* PROBLEM DETAILS *
Scan the records below for the word "kind" and give only the number of lines that hold it.

──────── EXERCISE DATA ────────

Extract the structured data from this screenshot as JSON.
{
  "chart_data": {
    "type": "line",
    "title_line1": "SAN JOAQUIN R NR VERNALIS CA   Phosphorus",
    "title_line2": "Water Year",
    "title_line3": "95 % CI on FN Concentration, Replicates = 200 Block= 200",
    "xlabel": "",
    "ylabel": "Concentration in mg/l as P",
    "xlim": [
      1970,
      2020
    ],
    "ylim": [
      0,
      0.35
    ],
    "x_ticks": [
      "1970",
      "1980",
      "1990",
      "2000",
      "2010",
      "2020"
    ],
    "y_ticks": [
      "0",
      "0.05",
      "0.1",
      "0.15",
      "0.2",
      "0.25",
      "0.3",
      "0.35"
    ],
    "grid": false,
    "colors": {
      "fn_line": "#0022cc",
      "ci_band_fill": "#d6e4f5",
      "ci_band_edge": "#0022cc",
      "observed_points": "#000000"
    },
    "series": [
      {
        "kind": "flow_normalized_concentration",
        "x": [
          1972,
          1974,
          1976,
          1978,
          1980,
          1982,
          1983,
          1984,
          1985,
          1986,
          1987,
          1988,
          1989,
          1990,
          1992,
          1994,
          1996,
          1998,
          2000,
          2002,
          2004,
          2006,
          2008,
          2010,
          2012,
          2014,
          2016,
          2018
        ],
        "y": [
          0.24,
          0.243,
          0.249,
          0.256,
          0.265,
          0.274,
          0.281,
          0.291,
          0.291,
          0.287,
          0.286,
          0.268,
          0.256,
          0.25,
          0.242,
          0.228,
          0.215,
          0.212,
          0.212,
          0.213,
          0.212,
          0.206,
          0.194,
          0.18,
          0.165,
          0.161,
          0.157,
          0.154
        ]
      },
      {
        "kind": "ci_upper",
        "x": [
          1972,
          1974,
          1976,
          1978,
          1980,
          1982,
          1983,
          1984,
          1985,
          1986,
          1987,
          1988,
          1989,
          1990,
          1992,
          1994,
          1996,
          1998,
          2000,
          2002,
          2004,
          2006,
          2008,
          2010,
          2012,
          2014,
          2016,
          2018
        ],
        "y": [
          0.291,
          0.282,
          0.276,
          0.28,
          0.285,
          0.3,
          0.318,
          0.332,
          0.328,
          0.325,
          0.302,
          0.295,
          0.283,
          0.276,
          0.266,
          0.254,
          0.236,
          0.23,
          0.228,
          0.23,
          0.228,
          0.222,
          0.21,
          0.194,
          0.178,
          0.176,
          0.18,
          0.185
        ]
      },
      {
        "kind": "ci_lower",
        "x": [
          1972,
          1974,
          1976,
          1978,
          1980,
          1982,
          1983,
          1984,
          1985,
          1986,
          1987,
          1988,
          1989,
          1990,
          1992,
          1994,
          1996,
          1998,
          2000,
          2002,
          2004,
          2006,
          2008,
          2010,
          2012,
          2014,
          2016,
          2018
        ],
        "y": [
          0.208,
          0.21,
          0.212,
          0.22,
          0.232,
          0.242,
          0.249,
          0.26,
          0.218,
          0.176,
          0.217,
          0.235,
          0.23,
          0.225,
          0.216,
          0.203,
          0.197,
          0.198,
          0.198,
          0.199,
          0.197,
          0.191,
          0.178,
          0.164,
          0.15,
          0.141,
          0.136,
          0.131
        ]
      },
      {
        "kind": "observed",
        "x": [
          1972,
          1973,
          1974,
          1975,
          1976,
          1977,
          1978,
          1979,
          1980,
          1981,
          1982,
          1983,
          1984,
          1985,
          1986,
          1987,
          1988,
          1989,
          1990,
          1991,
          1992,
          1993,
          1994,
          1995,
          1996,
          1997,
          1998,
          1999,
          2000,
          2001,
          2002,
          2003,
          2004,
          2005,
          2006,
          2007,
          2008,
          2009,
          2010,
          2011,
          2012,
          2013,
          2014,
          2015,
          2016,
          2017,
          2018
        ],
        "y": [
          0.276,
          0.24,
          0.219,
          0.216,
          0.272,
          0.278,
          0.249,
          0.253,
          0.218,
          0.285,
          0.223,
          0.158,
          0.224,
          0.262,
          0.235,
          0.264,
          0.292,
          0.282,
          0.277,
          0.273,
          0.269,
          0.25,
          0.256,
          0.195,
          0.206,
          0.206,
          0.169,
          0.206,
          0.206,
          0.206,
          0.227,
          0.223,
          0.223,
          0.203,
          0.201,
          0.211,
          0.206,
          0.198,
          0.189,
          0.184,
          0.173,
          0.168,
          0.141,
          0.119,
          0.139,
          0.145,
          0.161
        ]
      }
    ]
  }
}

────────
──────── EXERCISE DATA ────────

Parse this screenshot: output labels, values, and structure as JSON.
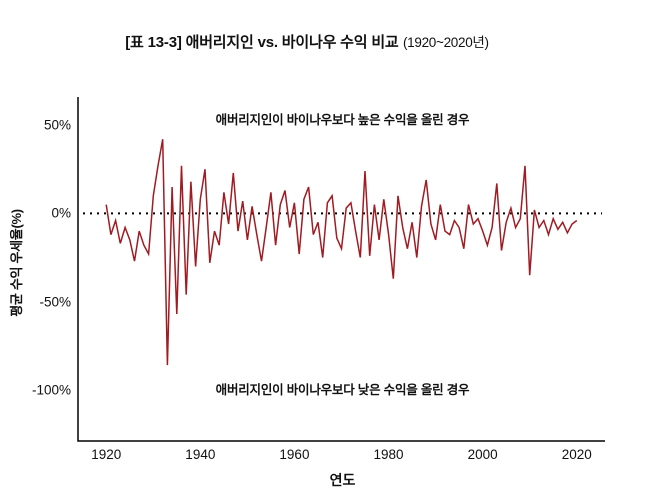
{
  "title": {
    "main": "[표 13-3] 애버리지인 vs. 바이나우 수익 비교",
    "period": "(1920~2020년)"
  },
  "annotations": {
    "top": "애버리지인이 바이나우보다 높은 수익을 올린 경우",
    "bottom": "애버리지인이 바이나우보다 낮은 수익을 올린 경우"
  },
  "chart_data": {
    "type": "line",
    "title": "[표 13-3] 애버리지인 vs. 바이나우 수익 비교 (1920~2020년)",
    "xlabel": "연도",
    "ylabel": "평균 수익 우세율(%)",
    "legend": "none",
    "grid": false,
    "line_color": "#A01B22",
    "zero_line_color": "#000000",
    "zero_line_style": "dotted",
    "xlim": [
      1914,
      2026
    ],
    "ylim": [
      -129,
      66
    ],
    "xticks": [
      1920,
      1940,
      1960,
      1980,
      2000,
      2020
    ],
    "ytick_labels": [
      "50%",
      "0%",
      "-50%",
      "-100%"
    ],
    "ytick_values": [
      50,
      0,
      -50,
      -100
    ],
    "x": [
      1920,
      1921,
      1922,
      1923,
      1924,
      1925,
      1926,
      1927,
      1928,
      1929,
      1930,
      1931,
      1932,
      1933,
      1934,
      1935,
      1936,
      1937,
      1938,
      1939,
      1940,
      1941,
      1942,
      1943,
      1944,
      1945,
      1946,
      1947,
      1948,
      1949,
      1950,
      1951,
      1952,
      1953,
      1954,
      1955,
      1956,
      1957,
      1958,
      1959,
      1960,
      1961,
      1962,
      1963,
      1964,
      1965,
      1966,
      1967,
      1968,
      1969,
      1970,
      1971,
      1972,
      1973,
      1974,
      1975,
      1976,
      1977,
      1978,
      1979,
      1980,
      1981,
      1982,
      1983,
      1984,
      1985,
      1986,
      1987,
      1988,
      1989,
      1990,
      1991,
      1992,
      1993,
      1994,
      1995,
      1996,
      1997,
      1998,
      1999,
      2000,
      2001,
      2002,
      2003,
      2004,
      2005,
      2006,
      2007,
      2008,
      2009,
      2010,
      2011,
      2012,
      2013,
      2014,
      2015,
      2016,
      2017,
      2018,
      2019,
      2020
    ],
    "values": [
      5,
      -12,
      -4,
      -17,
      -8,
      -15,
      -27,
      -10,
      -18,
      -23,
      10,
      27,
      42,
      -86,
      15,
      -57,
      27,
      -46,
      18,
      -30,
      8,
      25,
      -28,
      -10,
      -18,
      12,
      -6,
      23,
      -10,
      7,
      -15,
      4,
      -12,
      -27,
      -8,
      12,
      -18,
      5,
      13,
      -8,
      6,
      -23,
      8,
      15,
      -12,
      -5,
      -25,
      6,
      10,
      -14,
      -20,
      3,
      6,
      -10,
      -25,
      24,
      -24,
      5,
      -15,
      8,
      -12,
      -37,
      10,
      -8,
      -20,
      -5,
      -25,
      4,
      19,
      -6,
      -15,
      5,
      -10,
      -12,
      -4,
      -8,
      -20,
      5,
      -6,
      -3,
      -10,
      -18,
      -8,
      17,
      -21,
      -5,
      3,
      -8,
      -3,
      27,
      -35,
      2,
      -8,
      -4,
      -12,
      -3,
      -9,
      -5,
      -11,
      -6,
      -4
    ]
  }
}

────────

* EXERCISE RESULT *
4